● **TEXT TO READ**

# Big Train Show no.1 --Some PIX of MLS Booth



## Gary Woolard (Jan 2, 2008)

We'll start this adventure at the MLS booth. While it was unfortunate that Shad and Melony had to cancel at the last moment (our condolences & sympathy, kids!), Yolanda & friends managed to pull things together for the show. 










Here's Y & Tommy Meija (photographing Carla photographing the booth) at the left, while Steve Borges and John Corradini are bracketing an interested browser.










The setup of member-loaned engines & rolling stock










No white-board available this year, so the back of a poster was drafted for use as the daily member sign-in sheet.










How to stuff a wild show booth with MLS members & family. Starting at lower left; my own special photographer Carla Breitner, who rarely gets photographed! Directly behind her is Steve Borges. To their right, Jackie Starr in the red sweater, and Bob Starr behind her. Over Bob's shoulder is Jill Fearnley, behind her is Mike Reilley, and behind him is JJ (or John J, given his fancy moderators sig!) in the cowboy hat.
I believe that the blonde woman standing next to Jackie is Penny Elmassian. Behind her is ChiliCharlie, and behind him is George Schreyer in the panama hat. (No, George isn't wearing 'Groucho' eyebrows, those are flip-up sunglasses!)

● **TASK GOAL**
Can you reproduce the whole MLS booth post above, word for word?

● **DATASET CONTENT**
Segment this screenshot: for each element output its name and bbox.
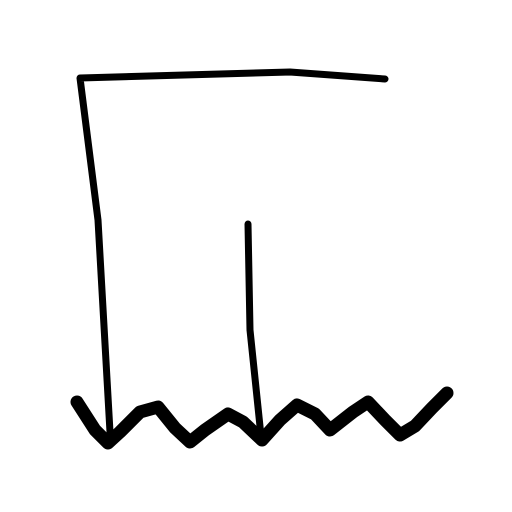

● **WORKED SOLUTION**
# Big Train Show no.1 --Some PIX of MLS Booth



## Gary Woolard (Jan 2, 2008)

We'll start this adventure at the MLS booth. While it was unfortunate that Shad and Melony had to cancel at the last moment (our condolences & sympathy, kids!), Yolanda & friends managed to pull things together for the show. 










Here's Y & Tommy Meija (photographing Carla photographing the booth) at the left, while Steve Borges and John Corradini are bracketing an interested browser.










The setup of member-loaned engines & rolling stock










No white-board available this year, so the back of a poster was drafted for use as the daily member sign-in sheet.










How to stuff a wild show booth with MLS members & family. Starting at lower left; my own special photographer Carla Breitner, who rarely gets photographed! Directly behind her is Steve Borges. To their right, Jackie Starr in the red sweater, and Bob Starr behind her. Over Bob's shoulder is Jill Fearnley, behind her is Mike Reilley, and behind him is JJ (or John J, given his fancy moderators sig!) in the cowboy hat.
I believe that the blonde woman standing next to Jackie is Penny Elmassian. Behind her is ChiliCharlie, and behind him is George Schreyer in the panama hat. (No, George isn't wearing 'Groucho' eyebrows, those are flip-up sunglasses!)